## What the task asks
Check each line of the listing for the word "under" and give only the number of lines that have it.

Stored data

-- -- --

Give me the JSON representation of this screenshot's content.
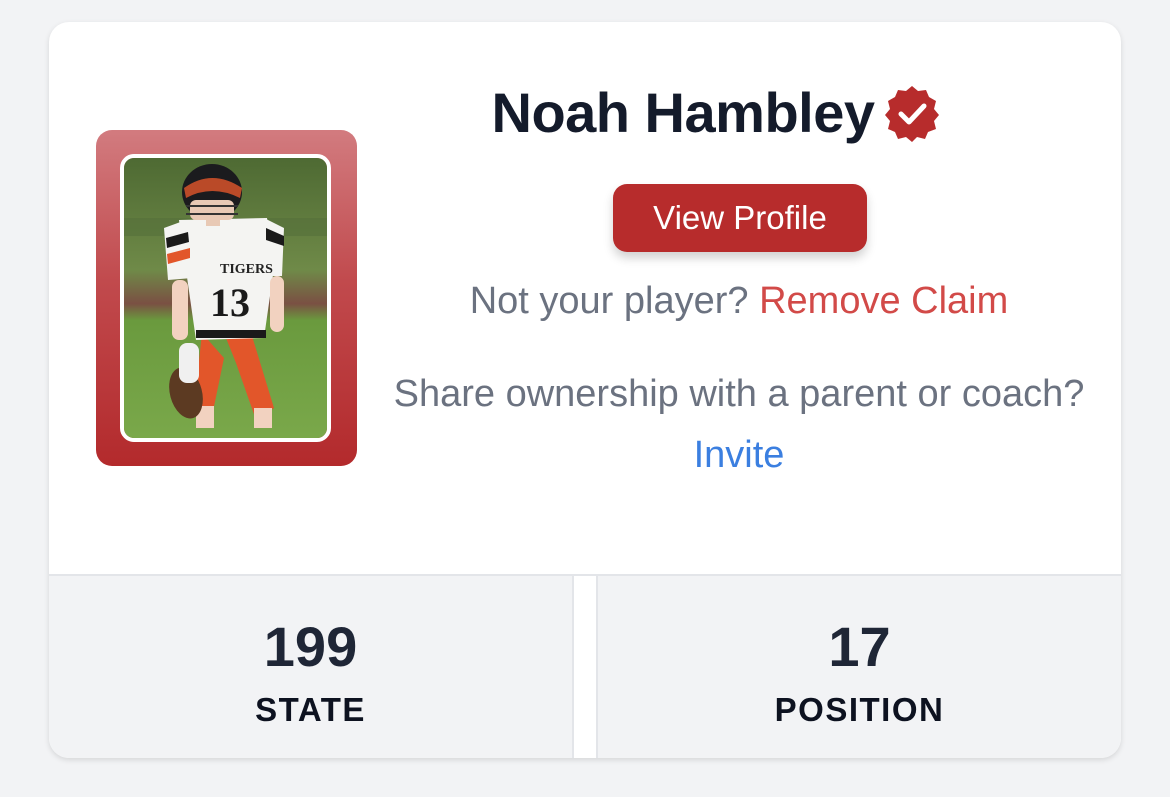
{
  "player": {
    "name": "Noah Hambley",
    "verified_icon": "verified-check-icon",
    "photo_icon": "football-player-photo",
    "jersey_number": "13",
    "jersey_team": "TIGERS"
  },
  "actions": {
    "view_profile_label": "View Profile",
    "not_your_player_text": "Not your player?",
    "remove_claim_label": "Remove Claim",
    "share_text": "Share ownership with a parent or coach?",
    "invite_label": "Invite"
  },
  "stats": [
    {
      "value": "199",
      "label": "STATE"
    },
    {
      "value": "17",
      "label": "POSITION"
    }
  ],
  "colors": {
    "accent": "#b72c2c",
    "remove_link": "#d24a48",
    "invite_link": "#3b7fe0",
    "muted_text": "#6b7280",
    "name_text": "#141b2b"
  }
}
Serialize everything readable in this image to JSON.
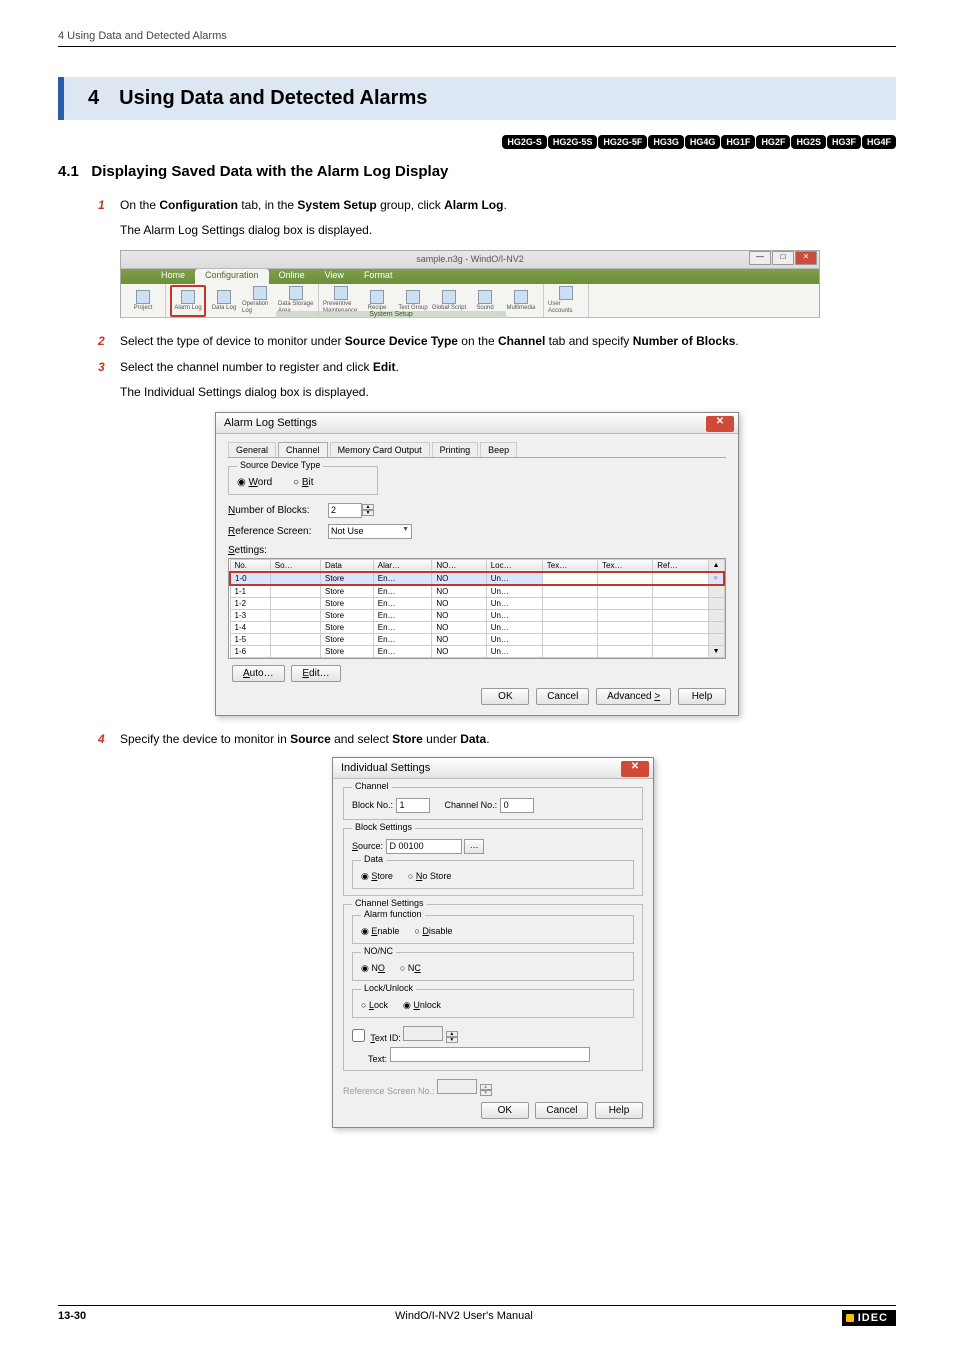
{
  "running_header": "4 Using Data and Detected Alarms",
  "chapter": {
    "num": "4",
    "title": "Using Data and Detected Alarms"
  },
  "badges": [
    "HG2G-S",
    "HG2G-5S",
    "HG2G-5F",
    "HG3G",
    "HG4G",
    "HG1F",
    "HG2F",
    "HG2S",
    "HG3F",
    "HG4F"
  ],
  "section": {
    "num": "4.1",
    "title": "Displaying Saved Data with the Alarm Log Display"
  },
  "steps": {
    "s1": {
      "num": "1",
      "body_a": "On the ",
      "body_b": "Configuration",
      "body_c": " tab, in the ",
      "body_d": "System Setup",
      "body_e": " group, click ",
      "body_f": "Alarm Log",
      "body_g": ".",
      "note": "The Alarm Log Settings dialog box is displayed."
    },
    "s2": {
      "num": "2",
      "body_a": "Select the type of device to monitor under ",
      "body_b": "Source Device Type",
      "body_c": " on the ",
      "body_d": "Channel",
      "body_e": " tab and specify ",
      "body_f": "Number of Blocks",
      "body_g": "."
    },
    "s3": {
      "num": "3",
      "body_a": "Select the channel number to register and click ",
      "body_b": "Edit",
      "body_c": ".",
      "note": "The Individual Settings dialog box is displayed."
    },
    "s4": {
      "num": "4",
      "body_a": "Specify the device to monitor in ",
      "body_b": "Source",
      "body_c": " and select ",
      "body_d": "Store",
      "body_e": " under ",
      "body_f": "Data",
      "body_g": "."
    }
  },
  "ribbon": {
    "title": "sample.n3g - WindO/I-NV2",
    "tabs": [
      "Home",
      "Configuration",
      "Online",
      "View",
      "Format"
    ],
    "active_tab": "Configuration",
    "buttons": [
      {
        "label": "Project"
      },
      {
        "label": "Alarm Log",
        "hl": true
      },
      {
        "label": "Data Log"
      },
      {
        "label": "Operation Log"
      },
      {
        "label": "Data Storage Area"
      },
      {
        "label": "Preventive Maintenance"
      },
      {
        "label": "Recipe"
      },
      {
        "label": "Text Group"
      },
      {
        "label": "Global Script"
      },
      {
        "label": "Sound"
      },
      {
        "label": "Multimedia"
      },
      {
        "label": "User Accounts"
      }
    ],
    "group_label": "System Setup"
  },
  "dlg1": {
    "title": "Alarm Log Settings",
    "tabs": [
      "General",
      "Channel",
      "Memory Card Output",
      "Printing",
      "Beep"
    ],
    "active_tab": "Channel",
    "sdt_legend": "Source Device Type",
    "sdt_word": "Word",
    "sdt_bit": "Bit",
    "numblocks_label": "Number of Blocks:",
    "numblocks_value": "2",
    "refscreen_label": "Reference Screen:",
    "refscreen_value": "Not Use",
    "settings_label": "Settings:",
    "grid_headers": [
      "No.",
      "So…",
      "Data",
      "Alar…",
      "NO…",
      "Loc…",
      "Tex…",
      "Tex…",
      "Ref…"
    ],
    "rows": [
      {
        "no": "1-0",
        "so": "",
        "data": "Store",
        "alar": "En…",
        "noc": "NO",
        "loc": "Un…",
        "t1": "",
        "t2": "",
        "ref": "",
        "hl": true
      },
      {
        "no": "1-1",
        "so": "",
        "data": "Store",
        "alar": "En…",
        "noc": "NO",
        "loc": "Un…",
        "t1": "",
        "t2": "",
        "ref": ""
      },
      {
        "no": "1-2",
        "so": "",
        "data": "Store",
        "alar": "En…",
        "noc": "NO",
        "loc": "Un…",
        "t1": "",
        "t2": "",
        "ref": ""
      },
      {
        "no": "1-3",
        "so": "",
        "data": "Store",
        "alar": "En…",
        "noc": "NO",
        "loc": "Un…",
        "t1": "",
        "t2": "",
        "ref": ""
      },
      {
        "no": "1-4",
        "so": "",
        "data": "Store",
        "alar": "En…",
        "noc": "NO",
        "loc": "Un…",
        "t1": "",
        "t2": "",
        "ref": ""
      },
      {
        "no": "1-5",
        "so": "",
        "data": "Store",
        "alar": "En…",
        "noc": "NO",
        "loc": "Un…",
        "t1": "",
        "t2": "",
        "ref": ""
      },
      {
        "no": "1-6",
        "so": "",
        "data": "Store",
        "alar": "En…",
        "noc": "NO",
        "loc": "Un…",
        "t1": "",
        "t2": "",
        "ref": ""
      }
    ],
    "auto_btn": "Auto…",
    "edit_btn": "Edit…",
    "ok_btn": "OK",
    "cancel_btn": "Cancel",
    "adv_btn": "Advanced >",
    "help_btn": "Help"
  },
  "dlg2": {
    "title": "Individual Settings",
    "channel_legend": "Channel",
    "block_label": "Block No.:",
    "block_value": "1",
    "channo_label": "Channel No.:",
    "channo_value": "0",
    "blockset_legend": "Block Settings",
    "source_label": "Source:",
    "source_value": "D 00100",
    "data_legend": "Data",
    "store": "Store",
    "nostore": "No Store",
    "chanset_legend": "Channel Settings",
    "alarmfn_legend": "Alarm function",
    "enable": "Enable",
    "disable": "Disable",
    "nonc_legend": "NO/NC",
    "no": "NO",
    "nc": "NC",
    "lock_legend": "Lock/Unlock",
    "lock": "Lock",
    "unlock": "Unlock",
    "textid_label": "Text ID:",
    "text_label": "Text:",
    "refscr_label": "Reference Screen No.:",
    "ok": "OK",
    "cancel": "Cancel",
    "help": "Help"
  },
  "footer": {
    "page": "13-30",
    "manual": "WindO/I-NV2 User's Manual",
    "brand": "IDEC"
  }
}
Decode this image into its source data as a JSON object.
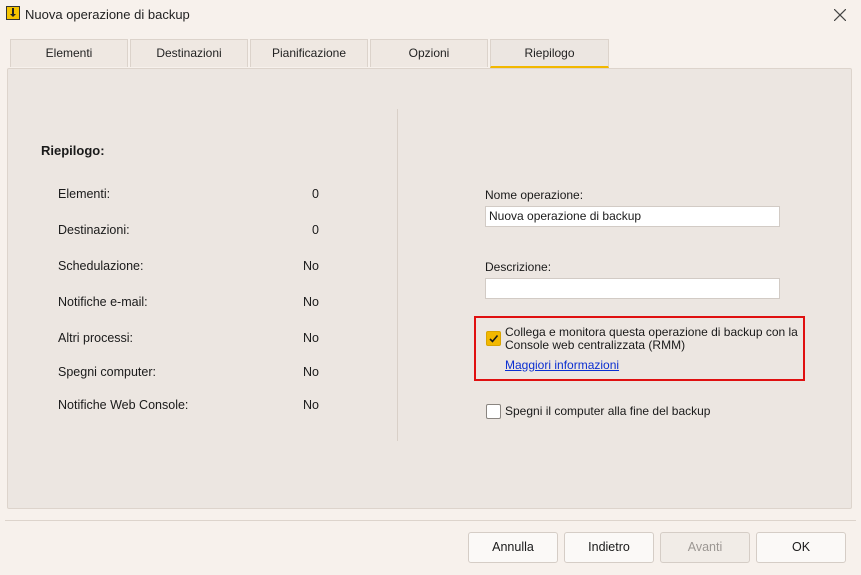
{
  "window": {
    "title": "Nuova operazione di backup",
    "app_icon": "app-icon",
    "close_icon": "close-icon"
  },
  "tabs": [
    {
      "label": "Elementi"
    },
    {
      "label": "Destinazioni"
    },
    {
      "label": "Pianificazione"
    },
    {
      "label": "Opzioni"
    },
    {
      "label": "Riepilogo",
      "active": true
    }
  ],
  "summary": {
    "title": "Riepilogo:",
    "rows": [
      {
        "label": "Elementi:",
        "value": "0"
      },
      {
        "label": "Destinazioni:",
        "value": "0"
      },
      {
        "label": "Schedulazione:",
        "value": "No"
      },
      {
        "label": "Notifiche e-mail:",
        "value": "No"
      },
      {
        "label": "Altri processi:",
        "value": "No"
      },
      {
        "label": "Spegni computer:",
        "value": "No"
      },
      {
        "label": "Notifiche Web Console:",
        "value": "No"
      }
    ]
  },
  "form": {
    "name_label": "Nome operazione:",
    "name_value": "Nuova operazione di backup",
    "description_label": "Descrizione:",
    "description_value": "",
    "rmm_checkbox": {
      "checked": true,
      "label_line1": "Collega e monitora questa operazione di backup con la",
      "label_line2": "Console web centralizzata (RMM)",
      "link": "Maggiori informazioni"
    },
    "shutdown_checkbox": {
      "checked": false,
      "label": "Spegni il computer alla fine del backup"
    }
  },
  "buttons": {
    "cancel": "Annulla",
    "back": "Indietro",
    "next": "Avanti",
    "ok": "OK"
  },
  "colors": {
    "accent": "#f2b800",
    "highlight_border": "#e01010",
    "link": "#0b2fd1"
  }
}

-- -- --

## Written solution
2